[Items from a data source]
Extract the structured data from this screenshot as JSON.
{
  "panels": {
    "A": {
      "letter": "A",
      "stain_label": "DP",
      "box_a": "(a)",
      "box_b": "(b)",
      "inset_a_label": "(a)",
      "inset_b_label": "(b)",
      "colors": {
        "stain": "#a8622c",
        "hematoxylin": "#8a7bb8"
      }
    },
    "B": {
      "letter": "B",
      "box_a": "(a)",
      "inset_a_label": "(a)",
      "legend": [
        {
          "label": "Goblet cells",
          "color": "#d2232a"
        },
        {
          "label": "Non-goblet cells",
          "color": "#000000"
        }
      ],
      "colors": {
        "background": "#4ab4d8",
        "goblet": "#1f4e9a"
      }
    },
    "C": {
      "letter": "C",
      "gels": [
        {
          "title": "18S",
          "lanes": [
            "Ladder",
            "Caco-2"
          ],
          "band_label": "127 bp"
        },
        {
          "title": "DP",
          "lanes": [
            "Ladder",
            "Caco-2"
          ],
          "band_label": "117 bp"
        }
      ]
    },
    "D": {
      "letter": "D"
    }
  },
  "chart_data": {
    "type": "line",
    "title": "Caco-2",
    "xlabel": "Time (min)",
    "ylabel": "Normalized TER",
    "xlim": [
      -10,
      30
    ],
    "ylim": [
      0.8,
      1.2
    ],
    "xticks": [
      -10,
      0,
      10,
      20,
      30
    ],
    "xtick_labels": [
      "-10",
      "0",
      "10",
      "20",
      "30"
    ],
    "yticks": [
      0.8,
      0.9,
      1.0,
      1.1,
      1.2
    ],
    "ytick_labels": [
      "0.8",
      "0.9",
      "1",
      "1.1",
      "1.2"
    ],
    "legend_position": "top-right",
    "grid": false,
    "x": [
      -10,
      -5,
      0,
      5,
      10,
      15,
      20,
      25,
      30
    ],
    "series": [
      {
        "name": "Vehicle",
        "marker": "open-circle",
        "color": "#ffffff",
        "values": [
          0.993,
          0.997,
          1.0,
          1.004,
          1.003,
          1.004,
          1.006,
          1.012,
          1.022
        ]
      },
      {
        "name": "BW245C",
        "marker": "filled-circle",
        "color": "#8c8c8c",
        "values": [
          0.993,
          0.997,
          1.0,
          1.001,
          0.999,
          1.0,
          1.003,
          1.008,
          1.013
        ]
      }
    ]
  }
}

--- TASK REQUIREMENTS ---
The records above are to be transcribed exactly and completely.

--- ANSWER SPACE ---
Extract the structured data from this screenshot as JSON.
{
  "panels": {
    "A": {
      "letter": "A",
      "stain_label": "DP",
      "box_a": "(a)",
      "box_b": "(b)",
      "inset_a_label": "(a)",
      "inset_b_label": "(b)",
      "colors": {
        "stain": "#a8622c",
        "hematoxylin": "#8a7bb8"
      }
    },
    "B": {
      "letter": "B",
      "box_a": "(a)",
      "inset_a_label": "(a)",
      "legend": [
        {
          "label": "Goblet cells",
          "color": "#d2232a"
        },
        {
          "label": "Non-goblet cells",
          "color": "#000000"
        }
      ],
      "colors": {
        "background": "#4ab4d8",
        "goblet": "#1f4e9a"
      }
    },
    "C": {
      "letter": "C",
      "gels": [
        {
          "title": "18S",
          "lanes": [
            "Ladder",
            "Caco-2"
          ],
          "band_label": "127 bp"
        },
        {
          "title": "DP",
          "lanes": [
            "Ladder",
            "Caco-2"
          ],
          "band_label": "117 bp"
        }
      ]
    },
    "D": {
      "letter": "D"
    }
  },
  "chart_data": {
    "type": "line",
    "title": "Caco-2",
    "xlabel": "Time (min)",
    "ylabel": "Normalized TER",
    "xlim": [
      -10,
      30
    ],
    "ylim": [
      0.8,
      1.2
    ],
    "xticks": [
      -10,
      0,
      10,
      20,
      30
    ],
    "xtick_labels": [
      "-10",
      "0",
      "10",
      "20",
      "30"
    ],
    "yticks": [
      0.8,
      0.9,
      1.0,
      1.1,
      1.2
    ],
    "ytick_labels": [
      "0.8",
      "0.9",
      "1",
      "1.1",
      "1.2"
    ],
    "legend_position": "top-right",
    "grid": false,
    "x": [
      -10,
      -5,
      0,
      5,
      10,
      15,
      20,
      25,
      30
    ],
    "series": [
      {
        "name": "Vehicle",
        "marker": "open-circle",
        "color": "#ffffff",
        "values": [
          0.993,
          0.997,
          1.0,
          1.004,
          1.003,
          1.004,
          1.006,
          1.012,
          1.022
        ]
      },
      {
        "name": "BW245C",
        "marker": "filled-circle",
        "color": "#8c8c8c",
        "values": [
          0.993,
          0.997,
          1.0,
          1.001,
          0.999,
          1.0,
          1.003,
          1.008,
          1.013
        ]
      }
    ]
  }
}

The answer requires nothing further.